§ WHAT YOU NEED TO DO
Collect all lines containing the word "SPRZEDANEJ" from the data.

§ DATA FOR THIS EXERCISE

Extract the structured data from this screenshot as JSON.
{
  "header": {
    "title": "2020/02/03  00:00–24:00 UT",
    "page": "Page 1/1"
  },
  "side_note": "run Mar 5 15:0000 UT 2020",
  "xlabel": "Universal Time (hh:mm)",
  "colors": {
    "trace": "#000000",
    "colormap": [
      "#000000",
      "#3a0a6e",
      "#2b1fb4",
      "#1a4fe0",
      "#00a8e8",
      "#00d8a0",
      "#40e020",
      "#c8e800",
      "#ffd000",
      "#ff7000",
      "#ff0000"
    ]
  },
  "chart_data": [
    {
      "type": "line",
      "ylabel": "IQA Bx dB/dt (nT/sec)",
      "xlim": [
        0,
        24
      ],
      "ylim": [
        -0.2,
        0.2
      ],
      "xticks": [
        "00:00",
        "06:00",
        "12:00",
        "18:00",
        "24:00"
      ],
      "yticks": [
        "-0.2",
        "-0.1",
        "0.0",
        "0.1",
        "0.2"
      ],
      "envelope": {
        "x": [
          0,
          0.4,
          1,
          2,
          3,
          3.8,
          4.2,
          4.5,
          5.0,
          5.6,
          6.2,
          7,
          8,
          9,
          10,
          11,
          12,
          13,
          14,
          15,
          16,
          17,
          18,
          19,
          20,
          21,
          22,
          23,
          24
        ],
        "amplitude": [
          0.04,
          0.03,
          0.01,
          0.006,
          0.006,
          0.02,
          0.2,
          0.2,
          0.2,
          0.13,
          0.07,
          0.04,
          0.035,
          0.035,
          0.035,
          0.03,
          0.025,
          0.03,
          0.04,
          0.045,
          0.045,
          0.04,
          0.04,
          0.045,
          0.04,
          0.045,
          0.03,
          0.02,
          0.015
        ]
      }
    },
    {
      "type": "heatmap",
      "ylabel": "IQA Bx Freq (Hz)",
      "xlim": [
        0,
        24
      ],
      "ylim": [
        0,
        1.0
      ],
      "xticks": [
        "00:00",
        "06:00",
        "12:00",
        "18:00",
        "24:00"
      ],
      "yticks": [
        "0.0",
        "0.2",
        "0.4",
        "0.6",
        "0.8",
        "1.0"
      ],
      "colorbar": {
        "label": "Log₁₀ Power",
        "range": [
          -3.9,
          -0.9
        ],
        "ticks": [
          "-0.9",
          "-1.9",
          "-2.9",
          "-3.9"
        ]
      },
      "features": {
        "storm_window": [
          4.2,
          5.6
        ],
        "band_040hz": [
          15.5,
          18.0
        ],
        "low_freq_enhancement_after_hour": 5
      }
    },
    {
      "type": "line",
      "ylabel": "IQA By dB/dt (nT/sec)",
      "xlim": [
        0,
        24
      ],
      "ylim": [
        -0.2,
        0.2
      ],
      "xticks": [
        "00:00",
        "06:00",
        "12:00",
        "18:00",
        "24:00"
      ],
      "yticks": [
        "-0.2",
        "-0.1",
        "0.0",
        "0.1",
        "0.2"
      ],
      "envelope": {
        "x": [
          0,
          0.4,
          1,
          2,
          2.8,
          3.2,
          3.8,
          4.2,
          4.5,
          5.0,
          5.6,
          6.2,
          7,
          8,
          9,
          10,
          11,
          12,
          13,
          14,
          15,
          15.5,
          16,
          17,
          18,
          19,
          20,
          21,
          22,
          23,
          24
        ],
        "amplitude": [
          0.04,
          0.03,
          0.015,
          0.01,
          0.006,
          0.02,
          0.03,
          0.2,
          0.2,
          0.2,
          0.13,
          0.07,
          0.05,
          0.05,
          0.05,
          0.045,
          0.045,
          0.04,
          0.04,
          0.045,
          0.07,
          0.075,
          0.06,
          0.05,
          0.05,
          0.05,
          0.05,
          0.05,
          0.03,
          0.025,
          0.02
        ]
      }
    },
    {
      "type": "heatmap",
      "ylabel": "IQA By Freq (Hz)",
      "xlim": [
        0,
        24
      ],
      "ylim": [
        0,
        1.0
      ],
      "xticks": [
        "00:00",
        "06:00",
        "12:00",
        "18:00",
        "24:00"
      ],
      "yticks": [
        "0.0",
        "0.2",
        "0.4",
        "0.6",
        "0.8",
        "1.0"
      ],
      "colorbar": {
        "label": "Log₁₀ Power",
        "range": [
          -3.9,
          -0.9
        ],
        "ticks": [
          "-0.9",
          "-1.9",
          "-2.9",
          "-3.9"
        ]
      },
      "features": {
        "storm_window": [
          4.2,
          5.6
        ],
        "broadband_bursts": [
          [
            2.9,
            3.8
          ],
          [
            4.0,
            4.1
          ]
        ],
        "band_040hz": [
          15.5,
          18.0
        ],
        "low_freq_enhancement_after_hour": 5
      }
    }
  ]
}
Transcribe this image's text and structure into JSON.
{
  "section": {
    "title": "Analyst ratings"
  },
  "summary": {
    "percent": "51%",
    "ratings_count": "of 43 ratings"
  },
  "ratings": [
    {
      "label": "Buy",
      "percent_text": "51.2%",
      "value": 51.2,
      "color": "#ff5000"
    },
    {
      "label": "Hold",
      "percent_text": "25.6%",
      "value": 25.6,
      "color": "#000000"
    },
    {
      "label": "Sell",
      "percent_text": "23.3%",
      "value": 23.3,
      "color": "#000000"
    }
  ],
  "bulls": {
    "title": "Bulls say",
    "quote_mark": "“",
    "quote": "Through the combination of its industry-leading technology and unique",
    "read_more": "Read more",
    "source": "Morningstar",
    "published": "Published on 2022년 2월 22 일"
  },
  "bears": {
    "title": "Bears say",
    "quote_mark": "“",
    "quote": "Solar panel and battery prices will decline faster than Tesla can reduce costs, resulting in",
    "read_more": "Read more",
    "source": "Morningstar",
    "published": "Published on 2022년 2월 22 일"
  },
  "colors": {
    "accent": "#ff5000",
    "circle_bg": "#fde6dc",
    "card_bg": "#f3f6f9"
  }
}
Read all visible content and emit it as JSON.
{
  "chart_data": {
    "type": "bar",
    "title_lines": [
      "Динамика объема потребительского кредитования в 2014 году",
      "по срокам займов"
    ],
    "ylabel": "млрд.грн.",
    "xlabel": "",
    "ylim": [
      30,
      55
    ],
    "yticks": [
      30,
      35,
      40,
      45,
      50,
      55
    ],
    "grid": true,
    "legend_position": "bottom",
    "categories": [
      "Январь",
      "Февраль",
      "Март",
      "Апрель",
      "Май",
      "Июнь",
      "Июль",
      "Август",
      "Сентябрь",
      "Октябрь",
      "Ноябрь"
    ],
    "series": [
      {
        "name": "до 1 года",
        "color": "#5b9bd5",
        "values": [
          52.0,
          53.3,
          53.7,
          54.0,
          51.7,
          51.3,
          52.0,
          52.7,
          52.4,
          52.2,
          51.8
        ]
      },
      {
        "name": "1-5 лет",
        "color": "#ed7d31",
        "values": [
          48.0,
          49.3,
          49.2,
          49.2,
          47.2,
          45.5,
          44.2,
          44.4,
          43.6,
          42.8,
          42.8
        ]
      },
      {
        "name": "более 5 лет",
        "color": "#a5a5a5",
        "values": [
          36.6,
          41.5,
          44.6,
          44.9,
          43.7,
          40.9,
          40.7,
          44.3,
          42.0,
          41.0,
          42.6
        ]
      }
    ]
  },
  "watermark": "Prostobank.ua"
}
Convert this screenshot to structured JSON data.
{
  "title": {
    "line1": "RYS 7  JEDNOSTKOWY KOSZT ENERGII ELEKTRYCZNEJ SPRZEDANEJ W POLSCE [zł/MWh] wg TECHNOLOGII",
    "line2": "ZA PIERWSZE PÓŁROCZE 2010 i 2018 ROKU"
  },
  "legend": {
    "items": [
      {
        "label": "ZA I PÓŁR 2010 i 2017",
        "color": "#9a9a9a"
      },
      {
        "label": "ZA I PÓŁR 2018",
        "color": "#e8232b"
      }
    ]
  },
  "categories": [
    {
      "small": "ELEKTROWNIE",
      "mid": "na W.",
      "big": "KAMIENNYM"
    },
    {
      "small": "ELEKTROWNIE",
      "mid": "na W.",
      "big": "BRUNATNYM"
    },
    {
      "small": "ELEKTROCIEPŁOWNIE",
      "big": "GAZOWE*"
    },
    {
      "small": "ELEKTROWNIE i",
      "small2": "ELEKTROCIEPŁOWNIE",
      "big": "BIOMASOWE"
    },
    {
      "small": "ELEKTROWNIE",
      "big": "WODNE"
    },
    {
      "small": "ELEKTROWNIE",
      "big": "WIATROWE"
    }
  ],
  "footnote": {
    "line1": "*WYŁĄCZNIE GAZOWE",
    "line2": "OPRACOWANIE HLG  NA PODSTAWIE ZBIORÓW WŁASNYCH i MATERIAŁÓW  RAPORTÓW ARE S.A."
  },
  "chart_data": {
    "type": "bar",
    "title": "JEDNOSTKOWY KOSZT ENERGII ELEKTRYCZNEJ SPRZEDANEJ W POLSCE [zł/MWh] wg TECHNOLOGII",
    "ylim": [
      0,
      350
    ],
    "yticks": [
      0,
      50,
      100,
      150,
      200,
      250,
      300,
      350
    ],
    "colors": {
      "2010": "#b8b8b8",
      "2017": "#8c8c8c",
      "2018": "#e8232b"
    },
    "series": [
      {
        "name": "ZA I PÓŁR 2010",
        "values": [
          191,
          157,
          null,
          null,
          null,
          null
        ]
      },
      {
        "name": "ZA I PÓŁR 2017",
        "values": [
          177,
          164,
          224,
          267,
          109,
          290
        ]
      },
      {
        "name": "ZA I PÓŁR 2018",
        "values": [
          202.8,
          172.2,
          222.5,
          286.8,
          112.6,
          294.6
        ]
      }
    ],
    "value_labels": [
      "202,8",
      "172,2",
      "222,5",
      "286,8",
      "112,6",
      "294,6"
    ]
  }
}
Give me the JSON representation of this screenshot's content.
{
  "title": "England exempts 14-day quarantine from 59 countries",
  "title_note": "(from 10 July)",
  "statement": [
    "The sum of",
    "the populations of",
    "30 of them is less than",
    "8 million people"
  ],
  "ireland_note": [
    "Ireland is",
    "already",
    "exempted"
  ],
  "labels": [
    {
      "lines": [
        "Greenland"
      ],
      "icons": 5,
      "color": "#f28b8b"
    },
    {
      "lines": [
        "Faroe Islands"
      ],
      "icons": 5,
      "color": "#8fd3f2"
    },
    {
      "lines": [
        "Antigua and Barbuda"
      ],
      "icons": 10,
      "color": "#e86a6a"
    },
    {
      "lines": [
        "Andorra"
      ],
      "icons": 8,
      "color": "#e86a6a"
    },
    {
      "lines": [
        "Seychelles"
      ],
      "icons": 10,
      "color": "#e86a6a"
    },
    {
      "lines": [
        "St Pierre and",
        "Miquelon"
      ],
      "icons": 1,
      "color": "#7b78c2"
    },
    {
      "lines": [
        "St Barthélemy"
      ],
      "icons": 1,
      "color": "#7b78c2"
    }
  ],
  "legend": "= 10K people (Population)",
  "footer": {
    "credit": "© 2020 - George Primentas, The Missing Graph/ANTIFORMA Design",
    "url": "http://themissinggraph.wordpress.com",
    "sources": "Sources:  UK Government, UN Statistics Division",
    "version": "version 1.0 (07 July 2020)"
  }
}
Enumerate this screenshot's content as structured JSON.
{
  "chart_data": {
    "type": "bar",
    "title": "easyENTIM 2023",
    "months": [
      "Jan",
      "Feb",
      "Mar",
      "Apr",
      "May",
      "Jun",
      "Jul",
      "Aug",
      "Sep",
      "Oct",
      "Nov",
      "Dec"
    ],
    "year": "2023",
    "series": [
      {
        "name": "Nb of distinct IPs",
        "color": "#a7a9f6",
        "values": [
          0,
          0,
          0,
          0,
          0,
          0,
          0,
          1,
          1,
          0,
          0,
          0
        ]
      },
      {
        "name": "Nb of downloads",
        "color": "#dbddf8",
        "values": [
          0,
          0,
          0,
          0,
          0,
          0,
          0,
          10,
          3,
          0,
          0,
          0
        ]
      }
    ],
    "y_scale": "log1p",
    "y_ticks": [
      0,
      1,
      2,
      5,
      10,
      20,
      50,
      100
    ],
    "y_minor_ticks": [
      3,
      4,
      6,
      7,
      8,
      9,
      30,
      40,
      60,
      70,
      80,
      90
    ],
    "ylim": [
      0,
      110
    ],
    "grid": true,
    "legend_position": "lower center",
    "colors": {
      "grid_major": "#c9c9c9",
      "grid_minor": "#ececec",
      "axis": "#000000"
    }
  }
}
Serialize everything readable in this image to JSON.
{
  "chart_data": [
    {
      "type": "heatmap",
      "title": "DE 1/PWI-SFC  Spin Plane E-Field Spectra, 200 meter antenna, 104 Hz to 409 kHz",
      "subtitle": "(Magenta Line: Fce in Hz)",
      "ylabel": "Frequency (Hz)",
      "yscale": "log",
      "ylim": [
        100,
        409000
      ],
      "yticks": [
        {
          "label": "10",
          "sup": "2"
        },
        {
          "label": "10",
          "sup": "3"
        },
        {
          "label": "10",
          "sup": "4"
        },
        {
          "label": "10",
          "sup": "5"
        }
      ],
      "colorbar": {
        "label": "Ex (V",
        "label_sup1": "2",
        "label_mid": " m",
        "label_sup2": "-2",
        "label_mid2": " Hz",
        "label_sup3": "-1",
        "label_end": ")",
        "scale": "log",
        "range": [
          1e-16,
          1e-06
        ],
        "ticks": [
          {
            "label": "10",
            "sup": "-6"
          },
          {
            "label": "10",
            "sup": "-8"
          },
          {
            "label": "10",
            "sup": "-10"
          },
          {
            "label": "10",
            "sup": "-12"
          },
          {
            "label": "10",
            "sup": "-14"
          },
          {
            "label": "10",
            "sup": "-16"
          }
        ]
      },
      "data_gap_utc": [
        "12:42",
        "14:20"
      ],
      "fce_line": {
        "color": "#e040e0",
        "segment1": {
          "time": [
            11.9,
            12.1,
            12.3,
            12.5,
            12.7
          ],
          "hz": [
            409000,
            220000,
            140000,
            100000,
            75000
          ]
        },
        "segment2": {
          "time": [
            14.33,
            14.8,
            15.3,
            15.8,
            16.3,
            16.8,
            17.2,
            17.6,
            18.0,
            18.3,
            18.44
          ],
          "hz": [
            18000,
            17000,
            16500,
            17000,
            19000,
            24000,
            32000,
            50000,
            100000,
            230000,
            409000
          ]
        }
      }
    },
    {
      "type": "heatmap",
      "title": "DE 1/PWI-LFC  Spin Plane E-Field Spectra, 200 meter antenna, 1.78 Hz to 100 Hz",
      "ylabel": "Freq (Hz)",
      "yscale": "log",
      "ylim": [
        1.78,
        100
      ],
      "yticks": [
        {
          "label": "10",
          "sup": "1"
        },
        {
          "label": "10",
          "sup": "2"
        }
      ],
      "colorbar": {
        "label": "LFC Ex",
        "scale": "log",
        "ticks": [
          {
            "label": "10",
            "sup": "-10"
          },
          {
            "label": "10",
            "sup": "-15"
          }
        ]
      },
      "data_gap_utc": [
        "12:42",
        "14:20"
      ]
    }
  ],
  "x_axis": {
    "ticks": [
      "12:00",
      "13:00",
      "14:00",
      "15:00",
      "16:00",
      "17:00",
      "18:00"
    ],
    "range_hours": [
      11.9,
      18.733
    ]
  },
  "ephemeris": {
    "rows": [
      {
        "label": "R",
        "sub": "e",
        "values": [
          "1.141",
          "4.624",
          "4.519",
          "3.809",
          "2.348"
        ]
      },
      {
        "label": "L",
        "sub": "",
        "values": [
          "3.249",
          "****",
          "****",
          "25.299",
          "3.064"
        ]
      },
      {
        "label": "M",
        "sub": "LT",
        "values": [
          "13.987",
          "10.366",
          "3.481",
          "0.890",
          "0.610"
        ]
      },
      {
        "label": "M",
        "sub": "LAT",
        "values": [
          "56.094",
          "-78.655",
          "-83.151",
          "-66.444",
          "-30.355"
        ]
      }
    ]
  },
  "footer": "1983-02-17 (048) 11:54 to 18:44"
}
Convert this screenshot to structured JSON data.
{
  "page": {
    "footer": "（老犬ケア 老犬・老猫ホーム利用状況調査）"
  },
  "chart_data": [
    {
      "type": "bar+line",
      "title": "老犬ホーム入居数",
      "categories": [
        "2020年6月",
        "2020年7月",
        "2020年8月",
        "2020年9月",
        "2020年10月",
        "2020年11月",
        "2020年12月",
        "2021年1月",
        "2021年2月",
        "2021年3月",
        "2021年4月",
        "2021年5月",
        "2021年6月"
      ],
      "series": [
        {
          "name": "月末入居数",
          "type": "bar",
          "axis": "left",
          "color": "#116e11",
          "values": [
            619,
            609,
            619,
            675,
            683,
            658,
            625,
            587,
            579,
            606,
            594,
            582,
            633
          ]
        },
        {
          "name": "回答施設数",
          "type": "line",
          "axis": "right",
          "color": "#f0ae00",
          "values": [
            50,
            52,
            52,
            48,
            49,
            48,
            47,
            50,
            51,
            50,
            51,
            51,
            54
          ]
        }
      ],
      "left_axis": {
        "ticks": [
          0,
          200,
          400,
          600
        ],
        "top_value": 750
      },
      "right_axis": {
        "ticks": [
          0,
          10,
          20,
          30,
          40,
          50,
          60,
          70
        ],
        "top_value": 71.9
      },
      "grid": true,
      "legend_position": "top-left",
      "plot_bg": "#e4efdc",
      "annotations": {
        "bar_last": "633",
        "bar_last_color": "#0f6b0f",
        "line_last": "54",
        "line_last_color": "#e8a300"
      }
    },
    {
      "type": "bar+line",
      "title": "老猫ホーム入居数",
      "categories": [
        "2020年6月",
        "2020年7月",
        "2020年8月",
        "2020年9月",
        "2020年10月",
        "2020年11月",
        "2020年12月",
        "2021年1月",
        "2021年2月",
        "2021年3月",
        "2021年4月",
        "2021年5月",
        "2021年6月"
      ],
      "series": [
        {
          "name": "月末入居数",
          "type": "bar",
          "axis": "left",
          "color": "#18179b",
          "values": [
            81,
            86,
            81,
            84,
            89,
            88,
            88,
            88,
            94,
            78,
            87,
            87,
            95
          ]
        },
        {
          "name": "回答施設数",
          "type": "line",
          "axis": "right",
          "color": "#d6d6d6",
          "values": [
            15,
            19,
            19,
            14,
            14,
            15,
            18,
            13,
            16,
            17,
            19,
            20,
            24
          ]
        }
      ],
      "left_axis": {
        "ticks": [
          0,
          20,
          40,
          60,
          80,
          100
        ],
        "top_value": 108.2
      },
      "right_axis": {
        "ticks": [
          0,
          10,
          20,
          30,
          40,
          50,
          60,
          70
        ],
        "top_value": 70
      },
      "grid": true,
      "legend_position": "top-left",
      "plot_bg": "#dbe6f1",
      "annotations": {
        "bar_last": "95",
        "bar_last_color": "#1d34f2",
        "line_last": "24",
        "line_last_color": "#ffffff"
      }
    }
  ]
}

§ FULL OUTPUT
    "line1": "RYS 7  JEDNOSTKOWY KOSZT ENERGII ELEKTRYCZNEJ SPRZEDANEJ W POLSCE [zł/MWh] wg TECHNOLOGII",
    "title": "JEDNOSTKOWY KOSZT ENERGII ELEKTRYCZNEJ SPRZEDANEJ W POLSCE [zł/MWh] wg TECHNOLOGII",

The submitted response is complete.